Exercise aim: Collect every line of the records below that contains the word "image".

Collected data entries

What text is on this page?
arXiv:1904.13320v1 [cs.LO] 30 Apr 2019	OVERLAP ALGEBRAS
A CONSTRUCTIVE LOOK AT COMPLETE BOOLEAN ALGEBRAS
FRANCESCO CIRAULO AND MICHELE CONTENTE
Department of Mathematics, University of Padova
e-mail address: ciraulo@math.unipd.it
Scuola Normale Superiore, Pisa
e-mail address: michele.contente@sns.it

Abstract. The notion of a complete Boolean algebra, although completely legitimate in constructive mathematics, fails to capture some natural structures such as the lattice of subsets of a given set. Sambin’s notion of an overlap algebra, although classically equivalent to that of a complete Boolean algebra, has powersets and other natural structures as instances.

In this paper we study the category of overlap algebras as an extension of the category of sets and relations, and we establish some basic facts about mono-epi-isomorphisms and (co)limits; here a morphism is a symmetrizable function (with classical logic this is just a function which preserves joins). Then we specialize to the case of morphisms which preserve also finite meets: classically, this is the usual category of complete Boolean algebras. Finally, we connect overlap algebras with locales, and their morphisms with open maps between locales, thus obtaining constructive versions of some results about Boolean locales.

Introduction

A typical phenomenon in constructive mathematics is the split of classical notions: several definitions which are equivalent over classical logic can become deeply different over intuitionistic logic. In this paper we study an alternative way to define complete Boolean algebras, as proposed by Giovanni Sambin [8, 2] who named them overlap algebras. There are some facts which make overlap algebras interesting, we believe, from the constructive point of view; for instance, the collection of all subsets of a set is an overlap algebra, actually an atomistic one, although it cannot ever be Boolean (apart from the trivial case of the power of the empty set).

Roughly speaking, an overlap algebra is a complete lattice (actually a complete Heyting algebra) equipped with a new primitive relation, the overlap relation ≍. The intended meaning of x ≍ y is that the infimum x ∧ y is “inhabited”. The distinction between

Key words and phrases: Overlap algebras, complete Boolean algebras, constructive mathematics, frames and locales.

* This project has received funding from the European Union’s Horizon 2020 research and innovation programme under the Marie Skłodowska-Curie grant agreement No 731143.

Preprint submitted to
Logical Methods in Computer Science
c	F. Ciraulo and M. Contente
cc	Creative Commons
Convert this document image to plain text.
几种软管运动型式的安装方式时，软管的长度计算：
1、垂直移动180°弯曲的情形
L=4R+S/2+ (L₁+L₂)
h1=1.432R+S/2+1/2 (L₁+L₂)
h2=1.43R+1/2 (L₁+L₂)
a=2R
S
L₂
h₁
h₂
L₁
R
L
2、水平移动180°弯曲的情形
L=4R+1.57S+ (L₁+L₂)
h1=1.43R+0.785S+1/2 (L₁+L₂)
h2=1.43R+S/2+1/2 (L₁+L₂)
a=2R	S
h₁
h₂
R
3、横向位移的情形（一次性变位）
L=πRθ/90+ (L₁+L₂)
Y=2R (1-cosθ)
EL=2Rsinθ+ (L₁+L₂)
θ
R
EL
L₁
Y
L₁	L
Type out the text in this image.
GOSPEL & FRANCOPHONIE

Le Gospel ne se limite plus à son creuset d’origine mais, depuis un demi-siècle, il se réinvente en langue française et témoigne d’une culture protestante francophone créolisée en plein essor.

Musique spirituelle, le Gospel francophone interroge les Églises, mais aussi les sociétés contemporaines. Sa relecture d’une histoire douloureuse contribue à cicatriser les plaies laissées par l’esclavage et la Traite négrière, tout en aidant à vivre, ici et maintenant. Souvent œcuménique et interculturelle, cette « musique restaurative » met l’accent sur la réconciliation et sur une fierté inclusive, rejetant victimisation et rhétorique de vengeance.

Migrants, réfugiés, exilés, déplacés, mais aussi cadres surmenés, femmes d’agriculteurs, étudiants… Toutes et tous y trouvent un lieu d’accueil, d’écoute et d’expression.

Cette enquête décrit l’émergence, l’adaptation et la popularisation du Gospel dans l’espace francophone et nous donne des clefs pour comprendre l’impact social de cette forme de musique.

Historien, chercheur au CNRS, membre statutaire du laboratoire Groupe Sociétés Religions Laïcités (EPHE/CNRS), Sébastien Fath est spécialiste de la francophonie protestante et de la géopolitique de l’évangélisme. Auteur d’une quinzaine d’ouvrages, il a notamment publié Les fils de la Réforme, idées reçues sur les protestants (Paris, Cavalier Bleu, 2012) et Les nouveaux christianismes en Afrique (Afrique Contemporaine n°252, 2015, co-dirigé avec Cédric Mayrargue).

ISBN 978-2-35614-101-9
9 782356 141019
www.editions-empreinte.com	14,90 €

Answer in full:
Convert this document image to plain text.
Type out the text in this image.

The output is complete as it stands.